→ **Data extract**:

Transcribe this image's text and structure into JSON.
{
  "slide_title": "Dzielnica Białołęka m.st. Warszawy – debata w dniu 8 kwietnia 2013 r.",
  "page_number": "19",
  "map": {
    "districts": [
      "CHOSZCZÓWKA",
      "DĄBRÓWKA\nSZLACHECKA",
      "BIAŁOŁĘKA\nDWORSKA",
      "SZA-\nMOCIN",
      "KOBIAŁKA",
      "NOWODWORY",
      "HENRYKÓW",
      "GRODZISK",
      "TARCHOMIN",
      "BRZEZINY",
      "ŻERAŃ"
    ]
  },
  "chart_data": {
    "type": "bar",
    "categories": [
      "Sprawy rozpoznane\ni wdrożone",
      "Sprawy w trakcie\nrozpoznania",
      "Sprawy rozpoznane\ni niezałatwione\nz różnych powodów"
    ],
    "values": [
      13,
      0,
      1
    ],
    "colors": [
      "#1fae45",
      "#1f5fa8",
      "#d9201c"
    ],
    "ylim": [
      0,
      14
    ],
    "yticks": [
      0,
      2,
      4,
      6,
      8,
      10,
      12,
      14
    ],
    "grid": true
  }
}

→ **Task**:
Print back all the lines verbatim.

→ **Answer below**:
Transcribe this image's text and structure into JSON.
{
  "slide_title": "Dzielnica Białołęka m.st. Warszawy – debata w dniu 8 kwietnia 2013 r.",
  "page_number": "19",
  "map": {
    "districts": [
      "CHOSZCZÓWKA",
      "DĄBRÓWKA\nSZLACHECKA",
      "BIAŁOŁĘKA\nDWORSKA",
      "SZA-\nMOCIN",
      "KOBIAŁKA",
      "NOWODWORY",
      "HENRYKÓW",
      "GRODZISK",
      "TARCHOMIN",
      "BRZEZINY",
      "ŻERAŃ"
    ]
  },
  "chart_data": {
    "type": "bar",
    "categories": [
      "Sprawy rozpoznane\ni wdrożone",
      "Sprawy w trakcie\nrozpoznania",
      "Sprawy rozpoznane\ni niezałatwione\nz różnych powodów"
    ],
    "values": [
      13,
      0,
      1
    ],
    "colors": [
      "#1fae45",
      "#1f5fa8",
      "#d9201c"
    ],
    "ylim": [
      0,
      14
    ],
    "yticks": [
      0,
      2,
      4,
      6,
      8,
      10,
      12,
      14
    ],
    "grid": true
  }
}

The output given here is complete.